* **TASK GOAL**:
Search the data below for the word "внеплановых" and copy each line that holds it.

Raw records
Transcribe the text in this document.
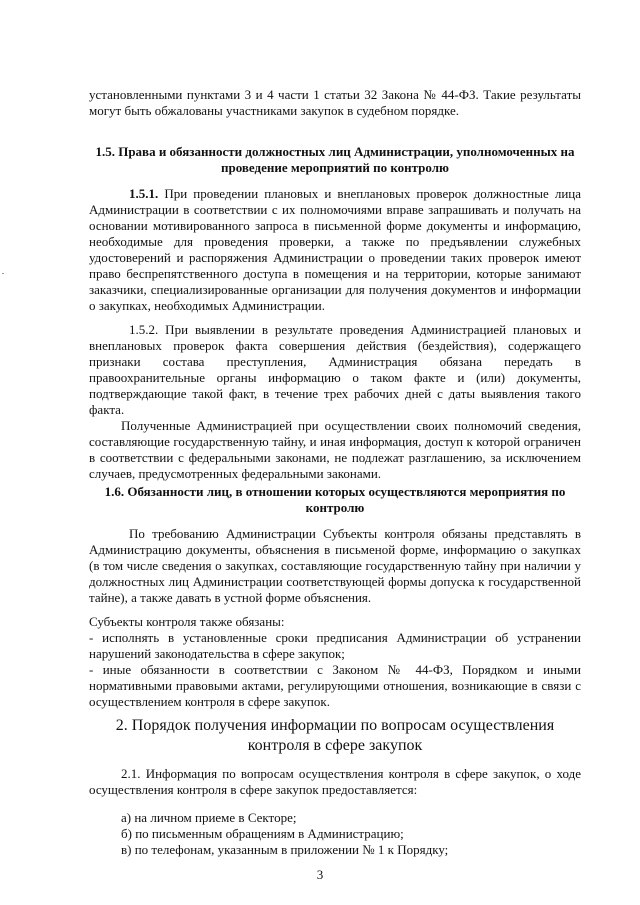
установленными пунктами 3 и 4 части 1 статьи 32 Закона № 44-ФЗ. Такие результаты
могут быть обжалованы участниками закупок в судебном порядке.
1.5. Права и обязанности должностных лиц Администрации, уполномоченных на
проведение мероприятий по контролю
1.5.1. При проведении плановых и внеплановых проверок должностные лица
Администрации в соответствии с их полномочиями вправе запрашивать и получать на
основании мотивированного запроса в письменной форме документы и информацию,
необходимые для проведения проверки, а также по предъявлении служебных
удостоверений и распоряжения Администрации о проведении таких проверок имеют
право беспрепятственного доступа в помещения и на территории, которые занимают
заказчики, специализированные организации для получения документов и информации
о закупках, необходимых Администрации.
1.5.2. При выявлении в результате проведения Администрацией плановых и
внеплановых проверок факта совершения действия (бездействия), содержащего
признаки состава преступления, Администрация обязана передать в
правоохранительные органы информацию о таком факте и (или) документы,
подтверждающие такой факт, в течение трех рабочих дней с даты выявления такого
факта.
Полученные Администрацией при осуществлении своих полномочий сведения,
составляющие государственную тайну, и иная информация, доступ к которой ограничен
в соответствии с федеральными законами, не подлежат разглашению, за исключением
случаев, предусмотренных федеральными законами.
1.6. Обязанности лиц, в отношении которых осуществляются мероприятия по
контролю
По требованию Администрации Субъекты контроля обязаны представлять в
Администрацию документы, объяснения в письменой форме, информацию о закупках
(в том числе сведения о закупках, составляющие государственную тайну при наличии у
должностных лиц Администрации соответствующей формы допуска к государственной
тайне), а также давать в устной форме объяснения.
Субъекты контроля также обязаны:
- исполнять в установленные сроки предписания Администрации об устранении
нарушений законодательства в сфере закупок;
- иные обязанности в соответствии с Законом № 44-ФЗ, Порядком и иными
нормативными правовыми актами, регулирующими отношения, возникающие в связи с
осуществлением контроля в сфере закупок.
2. Порядок получения информации по вопросам осуществления
контроля в сфере закупок
2.1. Информация по вопросам осуществления контроля в сфере закупок, о ходе
осуществления контроля в сфере закупок предоставляется:
а) на личном приеме в Секторе;
б) по письменным обращениям в Администрацию;
в) по телефонам, указанным в приложении № 1 к Порядку;
3
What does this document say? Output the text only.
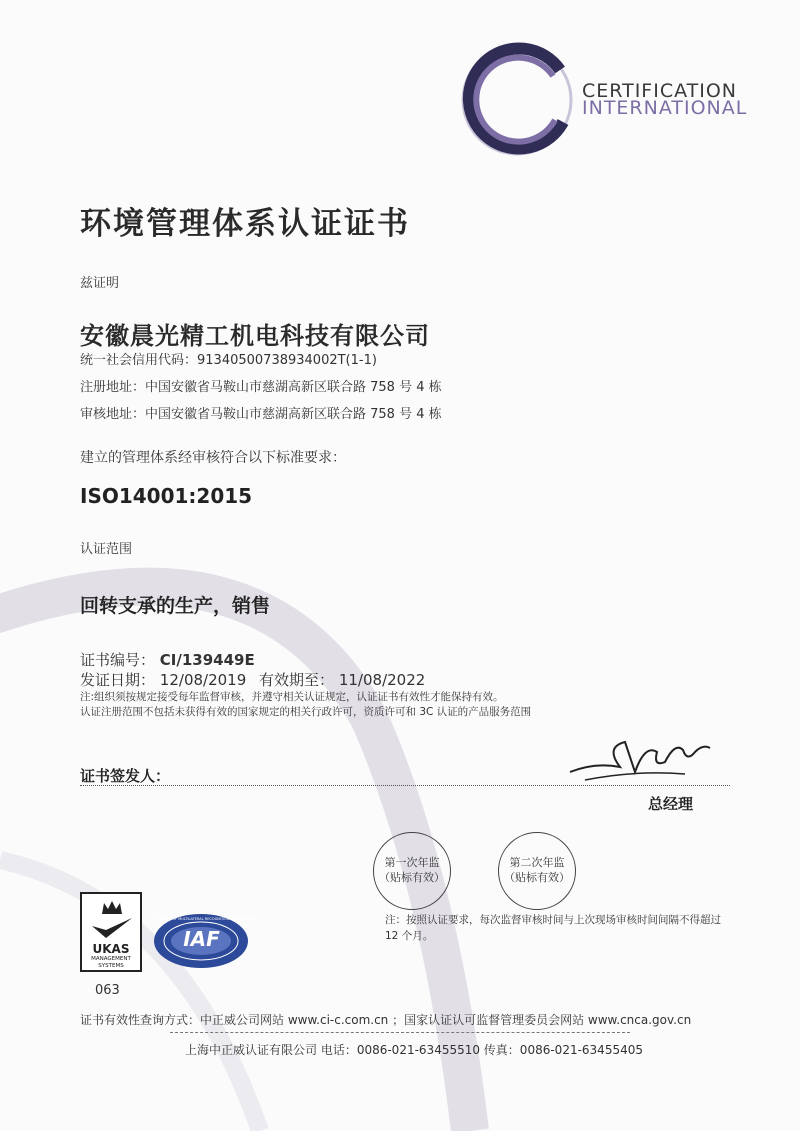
CERTIFICATION
INTERNATIONAL
环境管理体系认证证书
兹证明
安徽晨光精工机电科技有限公司
统一社会信用代码：91340500738934002T(1-1)
注册地址：中国安徽省马鞍山市慈湖高新区联合路 758 号 4 栋
审核地址：中国安徽省马鞍山市慈湖高新区联合路 758 号 4 栋
建立的管理体系经审核符合以下标准要求：
ISO14001:2015
认证范围
回转支承的生产，销售
证书编号： CI/139449E
发证日期： 12/08/2019 有效期至： 11/08/2022
注:组织须按规定接受每年监督审核，并遵守相关认证规定，认证证书有效性才能保持有效。
认证注册范围不包括未获得有效的国家规定的相关行政许可，资质许可和 3C 认证的产品服务范围
证书签发人：
总经理
第一次年监
（贴标有效）
第二次年监
（贴标有效）
注：按照认证要求，每次监督审核时间与上次现场审核时间间隔不得超过 12 个月。
UKAS
MANAGEMENT
SYSTEMS
063
IAF
MEMBER OF MULTILATERAL RECOGNITION ARRANGEMENT
证书有效性查询方式：中正威公司网站 www.ci-c.com.cn ；国家认证认可监督管理委员会网站 www.cnca.gov.cn
上海中正威认证有限公司 电话：0086-021-63455510 传真：0086-021-63455405
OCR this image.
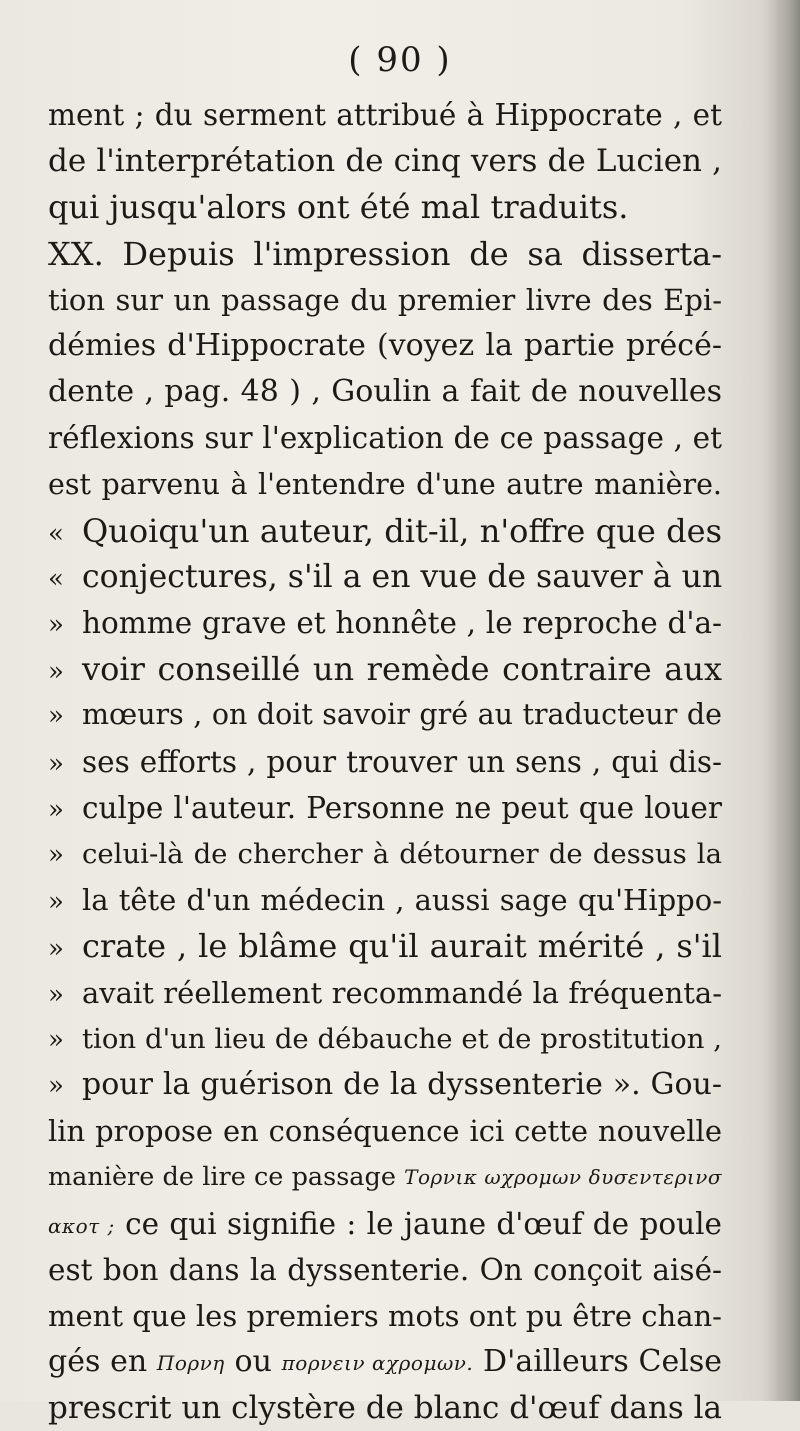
( 90 )
ment ; du serment attribué à Hippocrate , et
de l'interprétation de cinq vers de Lucien ,
qui jusqu'alors ont été mal traduits.
XX. Depuis l'impression de sa disserta-
tion sur un passage du premier livre des Epi-
démies d'Hippocrate (voyez la partie précé-
dente , pag. 48 ) , Goulin a fait de nouvelles
réflexions sur l'explication de ce passage , et
est parvenu à l'entendre d'une autre manière.
« Quoiqu'un auteur, dit-il, n'offre que des
« conjectures, s'il a en vue de sauver à un
» homme grave et honnête , le reproche d'a-
» voir conseillé un remède contraire aux
» mœurs , on doit savoir gré au traducteur de
» ses efforts , pour trouver un sens , qui dis-
» culpe l'auteur. Personne ne peut que louer
» celui-là de chercher à détourner de dessus la
» la tête d'un médecin , aussi sage qu'Hippo-
» crate , le blâme qu'il aurait mérité , s'il
» avait réellement recommandé la fréquenta-
» tion d'un lieu de débauche et de prostitution ,
» pour la guérison de la dyssenterie ». Gou-
lin propose en conséquence ici cette nouvelle
manière de lire ce passage Τορνικ ωχρομων δυσεντερινσ
ακοτ ; ce qui signifie : le jaune d'œuf de poule
est bon dans la dyssenterie. On conçoit aisé-
ment que les premiers mots ont pu être chan-
gés en Πορνη ou πορνειν αχρομων. D'ailleurs Celse
prescrit un clystère de blanc d'œuf dans la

* **IN RESPONSE**:
1.5.1. При проведении плановых и внеплановых проверок должностные лица
внеплановых проверок факта совершения действия (бездействия), содержащего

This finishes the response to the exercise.